(What to do): Each entry should be quoted word for word, including every mark of punctuation.

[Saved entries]
■ ■ ■ ■ ■
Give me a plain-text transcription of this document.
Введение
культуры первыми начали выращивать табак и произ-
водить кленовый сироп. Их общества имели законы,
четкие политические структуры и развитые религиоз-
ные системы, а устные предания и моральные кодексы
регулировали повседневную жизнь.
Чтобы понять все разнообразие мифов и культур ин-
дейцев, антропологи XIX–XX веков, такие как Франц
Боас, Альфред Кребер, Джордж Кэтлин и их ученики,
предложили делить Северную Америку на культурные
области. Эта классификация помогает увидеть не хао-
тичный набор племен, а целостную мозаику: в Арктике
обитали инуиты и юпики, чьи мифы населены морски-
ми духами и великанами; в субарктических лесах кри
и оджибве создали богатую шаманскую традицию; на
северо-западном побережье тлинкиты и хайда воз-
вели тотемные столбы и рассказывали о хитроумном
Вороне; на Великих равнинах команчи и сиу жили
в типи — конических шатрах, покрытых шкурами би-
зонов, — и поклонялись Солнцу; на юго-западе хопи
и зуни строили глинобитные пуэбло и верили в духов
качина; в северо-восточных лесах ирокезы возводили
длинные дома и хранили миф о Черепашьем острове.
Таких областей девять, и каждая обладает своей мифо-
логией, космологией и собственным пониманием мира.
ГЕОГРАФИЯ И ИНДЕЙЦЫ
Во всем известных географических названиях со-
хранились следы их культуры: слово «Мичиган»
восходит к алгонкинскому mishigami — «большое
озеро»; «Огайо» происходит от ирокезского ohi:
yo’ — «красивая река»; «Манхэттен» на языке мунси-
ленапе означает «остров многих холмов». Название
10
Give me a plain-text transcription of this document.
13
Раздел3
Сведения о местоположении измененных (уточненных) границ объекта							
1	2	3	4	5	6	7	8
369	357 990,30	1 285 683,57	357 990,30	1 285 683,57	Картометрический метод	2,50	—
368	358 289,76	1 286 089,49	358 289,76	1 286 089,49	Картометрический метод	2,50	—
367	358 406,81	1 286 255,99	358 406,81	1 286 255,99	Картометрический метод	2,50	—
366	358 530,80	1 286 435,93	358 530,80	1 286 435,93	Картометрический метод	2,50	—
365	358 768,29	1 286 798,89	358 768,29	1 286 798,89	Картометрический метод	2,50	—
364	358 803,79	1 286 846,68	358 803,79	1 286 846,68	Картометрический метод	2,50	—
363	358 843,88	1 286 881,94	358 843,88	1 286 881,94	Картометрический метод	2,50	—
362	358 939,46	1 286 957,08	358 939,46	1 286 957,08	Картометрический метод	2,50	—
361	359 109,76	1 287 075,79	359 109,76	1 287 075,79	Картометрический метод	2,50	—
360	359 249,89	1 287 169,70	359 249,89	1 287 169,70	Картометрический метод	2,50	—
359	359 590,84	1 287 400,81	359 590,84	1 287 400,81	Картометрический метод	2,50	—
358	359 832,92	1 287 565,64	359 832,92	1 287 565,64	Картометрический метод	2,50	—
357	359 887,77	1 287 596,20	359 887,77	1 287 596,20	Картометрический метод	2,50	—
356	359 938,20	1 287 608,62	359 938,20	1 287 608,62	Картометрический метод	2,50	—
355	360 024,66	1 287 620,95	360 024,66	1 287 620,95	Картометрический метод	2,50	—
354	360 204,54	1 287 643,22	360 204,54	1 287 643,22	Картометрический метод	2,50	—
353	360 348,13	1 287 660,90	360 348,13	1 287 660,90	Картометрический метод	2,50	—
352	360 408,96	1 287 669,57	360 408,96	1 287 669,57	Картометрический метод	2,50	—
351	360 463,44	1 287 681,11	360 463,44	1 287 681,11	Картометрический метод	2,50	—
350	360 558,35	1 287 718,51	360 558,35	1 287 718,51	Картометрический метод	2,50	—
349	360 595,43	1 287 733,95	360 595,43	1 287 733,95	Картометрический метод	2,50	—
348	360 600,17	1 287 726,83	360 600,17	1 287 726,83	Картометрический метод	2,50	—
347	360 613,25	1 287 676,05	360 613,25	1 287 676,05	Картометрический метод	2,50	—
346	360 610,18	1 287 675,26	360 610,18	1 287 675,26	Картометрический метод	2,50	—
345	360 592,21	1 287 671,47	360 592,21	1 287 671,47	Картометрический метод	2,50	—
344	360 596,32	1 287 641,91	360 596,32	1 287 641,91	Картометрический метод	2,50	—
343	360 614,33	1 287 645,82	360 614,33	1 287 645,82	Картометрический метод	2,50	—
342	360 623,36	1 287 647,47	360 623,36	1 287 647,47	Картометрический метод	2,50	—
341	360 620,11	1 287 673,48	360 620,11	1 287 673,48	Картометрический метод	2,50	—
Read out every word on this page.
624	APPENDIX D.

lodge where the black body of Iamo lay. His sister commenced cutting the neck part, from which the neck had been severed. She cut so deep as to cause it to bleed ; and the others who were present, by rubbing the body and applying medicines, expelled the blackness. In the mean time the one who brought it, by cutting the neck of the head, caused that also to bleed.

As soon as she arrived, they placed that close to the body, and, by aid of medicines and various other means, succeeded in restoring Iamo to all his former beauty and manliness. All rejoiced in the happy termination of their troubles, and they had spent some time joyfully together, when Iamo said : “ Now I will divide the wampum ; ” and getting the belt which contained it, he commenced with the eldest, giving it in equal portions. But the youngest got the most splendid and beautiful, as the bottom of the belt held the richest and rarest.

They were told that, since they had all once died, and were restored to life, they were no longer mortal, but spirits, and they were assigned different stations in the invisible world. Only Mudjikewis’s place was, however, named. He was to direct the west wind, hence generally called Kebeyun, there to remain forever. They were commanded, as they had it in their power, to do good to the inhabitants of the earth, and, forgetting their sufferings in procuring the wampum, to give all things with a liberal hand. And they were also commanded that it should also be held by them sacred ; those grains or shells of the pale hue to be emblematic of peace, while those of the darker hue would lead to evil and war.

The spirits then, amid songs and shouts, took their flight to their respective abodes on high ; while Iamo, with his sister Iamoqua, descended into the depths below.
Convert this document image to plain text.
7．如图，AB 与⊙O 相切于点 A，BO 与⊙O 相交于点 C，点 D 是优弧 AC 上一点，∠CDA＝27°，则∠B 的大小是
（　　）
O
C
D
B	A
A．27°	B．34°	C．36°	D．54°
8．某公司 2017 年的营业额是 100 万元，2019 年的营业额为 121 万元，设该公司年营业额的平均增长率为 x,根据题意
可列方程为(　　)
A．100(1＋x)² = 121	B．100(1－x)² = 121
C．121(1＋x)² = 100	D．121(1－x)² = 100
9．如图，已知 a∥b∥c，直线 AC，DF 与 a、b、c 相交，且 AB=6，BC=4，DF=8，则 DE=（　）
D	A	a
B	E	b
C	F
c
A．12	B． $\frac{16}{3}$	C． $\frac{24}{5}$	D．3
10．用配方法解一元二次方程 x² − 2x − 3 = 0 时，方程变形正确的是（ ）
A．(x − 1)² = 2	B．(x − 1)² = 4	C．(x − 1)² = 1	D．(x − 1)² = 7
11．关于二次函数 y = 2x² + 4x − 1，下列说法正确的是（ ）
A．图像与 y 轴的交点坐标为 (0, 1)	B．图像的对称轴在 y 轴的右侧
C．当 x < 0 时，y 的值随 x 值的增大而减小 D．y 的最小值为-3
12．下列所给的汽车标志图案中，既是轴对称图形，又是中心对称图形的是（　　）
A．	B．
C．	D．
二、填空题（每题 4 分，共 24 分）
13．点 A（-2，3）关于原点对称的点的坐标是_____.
■ ■ ■ ■ ■
(Solution below):
Give me a plain-text transcription of this document.
Введение
культуры первыми начали выращивать табак и произ-
водить кленовый сироп. Их общества имели законы,
четкие политические структуры и развитые религиоз-
ные системы, а устные предания и моральные кодексы
регулировали повседневную жизнь.
Чтобы понять все разнообразие мифов и культур ин-
дейцев, антропологи XIX–XX веков, такие как Франц
Боас, Альфред Кребер, Джордж Кэтлин и их ученики,
предложили делить Северную Америку на культурные
области. Эта классификация помогает увидеть не хао-
тичный набор племен, а целостную мозаику: в Арктике
обитали инуиты и юпики, чьи мифы населены морски-
ми духами и великанами; в субарктических лесах кри
и оджибве создали богатую шаманскую традицию; на
северо-западном побережье тлинкиты и хайда воз-
вели тотемные столбы и рассказывали о хитроумном
Вороне; на Великих равнинах команчи и сиу жили
в типи — конических шатрах, покрытых шкурами би-
зонов, — и поклонялись Солнцу; на юго-западе хопи
и зуни строили глинобитные пуэбло и верили в духов
качина; в северо-восточных лесах ирокезы возводили
длинные дома и хранили миф о Черепашьем острове.
Таких областей девять, и каждая обладает своей мифо-
логией, космологией и собственным пониманием мира.
ГЕОГРАФИЯ И ИНДЕЙЦЫ
Во всем известных географических названиях со-
хранились следы их культуры: слово «Мичиган»
восходит к алгонкинскому mishigami — «большое
озеро»; «Огайо» происходит от ирокезского ohi:
yo’ — «красивая река»; «Манхэттен» на языке мунси-
ленапе означает «остров многих холмов». Название
10
Give me a plain-text transcription of this document.
13
Раздел3
Сведения о местоположении измененных (уточненных) границ объекта							
1	2	3	4	5	6	7	8
369	357 990,30	1 285 683,57	357 990,30	1 285 683,57	Картометрический метод	2,50	—
368	358 289,76	1 286 089,49	358 289,76	1 286 089,49	Картометрический метод	2,50	—
367	358 406,81	1 286 255,99	358 406,81	1 286 255,99	Картометрический метод	2,50	—
366	358 530,80	1 286 435,93	358 530,80	1 286 435,93	Картометрический метод	2,50	—
365	358 768,29	1 286 798,89	358 768,29	1 286 798,89	Картометрический метод	2,50	—
364	358 803,79	1 286 846,68	358 803,79	1 286 846,68	Картометрический метод	2,50	—
363	358 843,88	1 286 881,94	358 843,88	1 286 881,94	Картометрический метод	2,50	—
362	358 939,46	1 286 957,08	358 939,46	1 286 957,08	Картометрический метод	2,50	—
361	359 109,76	1 287 075,79	359 109,76	1 287 075,79	Картометрический метод	2,50	—
360	359 249,89	1 287 169,70	359 249,89	1 287 169,70	Картометрический метод	2,50	—
359	359 590,84	1 287 400,81	359 590,84	1 287 400,81	Картометрический метод	2,50	—
358	359 832,92	1 287 565,64	359 832,92	1 287 565,64	Картометрический метод	2,50	—
357	359 887,77	1 287 596,20	359 887,77	1 287 596,20	Картометрический метод	2,50	—
356	359 938,20	1 287 608,62	359 938,20	1 287 608,62	Картометрический метод	2,50	—
355	360 024,66	1 287 620,95	360 024,66	1 287 620,95	Картометрический метод	2,50	—
354	360 204,54	1 287 643,22	360 204,54	1 287 643,22	Картометрический метод	2,50	—
353	360 348,13	1 287 660,90	360 348,13	1 287 660,90	Картометрический метод	2,50	—
352	360 408,96	1 287 669,57	360 408,96	1 287 669,57	Картометрический метод	2,50	—
351	360 463,44	1 287 681,11	360 463,44	1 287 681,11	Картометрический метод	2,50	—
350	360 558,35	1 287 718,51	360 558,35	1 287 718,51	Картометрический метод	2,50	—
349	360 595,43	1 287 733,95	360 595,43	1 287 733,95	Картометрический метод	2,50	—
348	360 600,17	1 287 726,83	360 600,17	1 287 726,83	Картометрический метод	2,50	—
347	360 613,25	1 287 676,05	360 613,25	1 287 676,05	Картометрический метод	2,50	—
346	360 610,18	1 287 675,26	360 610,18	1 287 675,26	Картометрический метод	2,50	—
345	360 592,21	1 287 671,47	360 592,21	1 287 671,47	Картометрический метод	2,50	—
344	360 596,32	1 287 641,91	360 596,32	1 287 641,91	Картометрический метод	2,50	—
343	360 614,33	1 287 645,82	360 614,33	1 287 645,82	Картометрический метод	2,50	—
342	360 623,36	1 287 647,47	360 623,36	1 287 647,47	Картометрический метод	2,50	—
341	360 620,11	1 287 673,48	360 620,11	1 287 673,48	Картометрический метод	2,50	—
Read out every word on this page.
624	APPENDIX D.

lodge where the black body of Iamo lay. His sister commenced cutting the neck part, from which the neck had been severed. She cut so deep as to cause it to bleed ; and the others who were present, by rubbing the body and applying medicines, expelled the blackness. In the mean time the one who brought it, by cutting the neck of the head, caused that also to bleed.

As soon as she arrived, they placed that close to the body, and, by aid of medicines and various other means, succeeded in restoring Iamo to all his former beauty and manliness. All rejoiced in the happy termination of their troubles, and they had spent some time joyfully together, when Iamo said : “ Now I will divide the wampum ; ” and getting the belt which contained it, he commenced with the eldest, giving it in equal portions. But the youngest got the most splendid and beautiful, as the bottom of the belt held the richest and rarest.

They were told that, since they had all once died, and were restored to life, they were no longer mortal, but spirits, and they were assigned different stations in the invisible world. Only Mudjikewis’s place was, however, named. He was to direct the west wind, hence generally called Kebeyun, there to remain forever. They were commanded, as they had it in their power, to do good to the inhabitants of the earth, and, forgetting their sufferings in procuring the wampum, to give all things with a liberal hand. And they were also commanded that it should also be held by them sacred ; those grains or shells of the pale hue to be emblematic of peace, while those of the darker hue would lead to evil and war.

The spirits then, amid songs and shouts, took their flight to their respective abodes on high ; while Iamo, with his sister Iamoqua, descended into the depths below.
Convert this document image to plain text.
7．如图，AB 与⊙O 相切于点 A，BO 与⊙O 相交于点 C，点 D 是优弧 AC 上一点，∠CDA＝27°，则∠B 的大小是
（　　）
O
C
D
B	A
A．27°	B．34°	C．36°	D．54°
8．某公司 2017 年的营业额是 100 万元，2019 年的营业额为 121 万元，设该公司年营业额的平均增长率为 x,根据题意
可列方程为(　　)
A．100(1＋x)² = 121	B．100(1－x)² = 121
C．121(1＋x)² = 100	D．121(1－x)² = 100
9．如图，已知 a∥b∥c，直线 AC，DF 与 a、b、c 相交，且 AB=6，BC=4，DF=8，则 DE=（　）
D	A	a
B	E	b
C	F
c
A．12	B． $\frac{16}{3}$	C． $\frac{24}{5}$	D．3
10．用配方法解一元二次方程 x² − 2x − 3 = 0 时，方程变形正确的是（ ）
A．(x − 1)² = 2	B．(x − 1)² = 4	C．(x − 1)² = 1	D．(x − 1)² = 7
11．关于二次函数 y = 2x² + 4x − 1，下列说法正确的是（ ）
A．图像与 y 轴的交点坐标为 (0, 1)	B．图像的对称轴在 y 轴的右侧
C．当 x < 0 时，y 的值随 x 值的增大而减小 D．y 的最小值为-3
12．下列所给的汽车标志图案中，既是轴对称图形，又是中心对称图形的是（　　）
A．	B．
C．	D．
二、填空题（每题 4 分，共 24 分）
13．点 A（-2，3）关于原点对称的点的坐标是_____.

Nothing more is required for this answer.